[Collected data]
%%
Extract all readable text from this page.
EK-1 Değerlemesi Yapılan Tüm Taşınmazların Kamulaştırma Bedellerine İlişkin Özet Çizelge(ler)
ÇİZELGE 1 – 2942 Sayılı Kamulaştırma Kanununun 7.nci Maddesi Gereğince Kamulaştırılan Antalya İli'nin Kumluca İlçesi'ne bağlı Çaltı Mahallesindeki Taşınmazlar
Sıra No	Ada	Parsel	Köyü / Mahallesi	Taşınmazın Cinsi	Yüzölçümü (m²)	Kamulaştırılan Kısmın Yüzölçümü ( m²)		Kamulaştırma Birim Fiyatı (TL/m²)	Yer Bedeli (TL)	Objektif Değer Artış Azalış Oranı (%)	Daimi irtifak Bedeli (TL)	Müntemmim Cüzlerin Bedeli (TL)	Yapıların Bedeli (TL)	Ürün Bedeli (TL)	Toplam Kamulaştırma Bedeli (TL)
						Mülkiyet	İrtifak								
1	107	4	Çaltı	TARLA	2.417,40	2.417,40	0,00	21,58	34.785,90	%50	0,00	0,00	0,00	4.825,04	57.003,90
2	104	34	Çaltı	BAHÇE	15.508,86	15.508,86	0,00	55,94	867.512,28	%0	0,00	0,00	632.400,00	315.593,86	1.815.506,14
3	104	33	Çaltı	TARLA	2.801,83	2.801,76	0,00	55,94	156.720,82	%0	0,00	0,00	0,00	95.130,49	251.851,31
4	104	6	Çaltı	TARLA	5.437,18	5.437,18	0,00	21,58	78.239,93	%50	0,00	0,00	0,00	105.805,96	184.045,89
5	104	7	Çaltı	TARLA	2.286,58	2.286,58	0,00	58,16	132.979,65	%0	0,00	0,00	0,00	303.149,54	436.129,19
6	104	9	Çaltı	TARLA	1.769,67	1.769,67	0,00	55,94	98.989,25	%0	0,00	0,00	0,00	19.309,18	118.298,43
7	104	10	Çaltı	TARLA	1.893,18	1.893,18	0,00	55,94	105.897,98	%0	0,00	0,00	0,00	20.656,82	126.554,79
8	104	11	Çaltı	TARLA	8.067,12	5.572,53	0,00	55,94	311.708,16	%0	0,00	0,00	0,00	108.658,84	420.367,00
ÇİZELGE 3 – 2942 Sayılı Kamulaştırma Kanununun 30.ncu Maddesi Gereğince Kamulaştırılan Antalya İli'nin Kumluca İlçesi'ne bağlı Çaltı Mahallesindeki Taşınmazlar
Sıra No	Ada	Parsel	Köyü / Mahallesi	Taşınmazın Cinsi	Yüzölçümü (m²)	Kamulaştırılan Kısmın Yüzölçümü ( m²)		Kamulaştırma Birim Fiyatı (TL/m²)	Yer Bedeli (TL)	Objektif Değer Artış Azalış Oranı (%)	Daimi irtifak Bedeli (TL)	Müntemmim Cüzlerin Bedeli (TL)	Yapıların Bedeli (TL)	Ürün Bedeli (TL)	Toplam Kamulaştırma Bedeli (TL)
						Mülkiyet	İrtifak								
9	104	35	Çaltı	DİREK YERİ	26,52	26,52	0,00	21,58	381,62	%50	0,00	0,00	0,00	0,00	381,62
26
%%
> **GIVEN REQUEST**: Set down all of the records shown above once more, exactly.

> **TASK OUTPUT**:
Extract all readable text from this page.
EK-1 Değerlemesi Yapılan Tüm Taşınmazların Kamulaştırma Bedellerine İlişkin Özet Çizelge(ler)
ÇİZELGE 1 – 2942 Sayılı Kamulaştırma Kanununun 7.nci Maddesi Gereğince Kamulaştırılan Antalya İli'nin Kumluca İlçesi'ne bağlı Çaltı Mahallesindeki Taşınmazlar
Sıra No	Ada	Parsel	Köyü / Mahallesi	Taşınmazın Cinsi	Yüzölçümü (m²)	Kamulaştırılan Kısmın Yüzölçümü ( m²)		Kamulaştırma Birim Fiyatı (TL/m²)	Yer Bedeli (TL)	Objektif Değer Artış Azalış Oranı (%)	Daimi irtifak Bedeli (TL)	Müntemmim Cüzlerin Bedeli (TL)	Yapıların Bedeli (TL)	Ürün Bedeli (TL)	Toplam Kamulaştırma Bedeli (TL)
						Mülkiyet	İrtifak								
1	107	4	Çaltı	TARLA	2.417,40	2.417,40	0,00	21,58	34.785,90	%50	0,00	0,00	0,00	4.825,04	57.003,90
2	104	34	Çaltı	BAHÇE	15.508,86	15.508,86	0,00	55,94	867.512,28	%0	0,00	0,00	632.400,00	315.593,86	1.815.506,14
3	104	33	Çaltı	TARLA	2.801,83	2.801,76	0,00	55,94	156.720,82	%0	0,00	0,00	0,00	95.130,49	251.851,31
4	104	6	Çaltı	TARLA	5.437,18	5.437,18	0,00	21,58	78.239,93	%50	0,00	0,00	0,00	105.805,96	184.045,89
5	104	7	Çaltı	TARLA	2.286,58	2.286,58	0,00	58,16	132.979,65	%0	0,00	0,00	0,00	303.149,54	436.129,19
6	104	9	Çaltı	TARLA	1.769,67	1.769,67	0,00	55,94	98.989,25	%0	0,00	0,00	0,00	19.309,18	118.298,43
7	104	10	Çaltı	TARLA	1.893,18	1.893,18	0,00	55,94	105.897,98	%0	0,00	0,00	0,00	20.656,82	126.554,79
8	104	11	Çaltı	TARLA	8.067,12	5.572,53	0,00	55,94	311.708,16	%0	0,00	0,00	0,00	108.658,84	420.367,00
ÇİZELGE 3 – 2942 Sayılı Kamulaştırma Kanununun 30.ncu Maddesi Gereğince Kamulaştırılan Antalya İli'nin Kumluca İlçesi'ne bağlı Çaltı Mahallesindeki Taşınmazlar
Sıra No	Ada	Parsel	Köyü / Mahallesi	Taşınmazın Cinsi	Yüzölçümü (m²)	Kamulaştırılan Kısmın Yüzölçümü ( m²)		Kamulaştırma Birim Fiyatı (TL/m²)	Yer Bedeli (TL)	Objektif Değer Artış Azalış Oranı (%)	Daimi irtifak Bedeli (TL)	Müntemmim Cüzlerin Bedeli (TL)	Yapıların Bedeli (TL)	Ürün Bedeli (TL)	Toplam Kamulaştırma Bedeli (TL)
						Mülkiyet	İrtifak								
9	104	35	Çaltı	DİREK YERİ	26,52	26,52	0,00	21,58	381,62	%50	0,00	0,00	0,00	0,00	381,62
26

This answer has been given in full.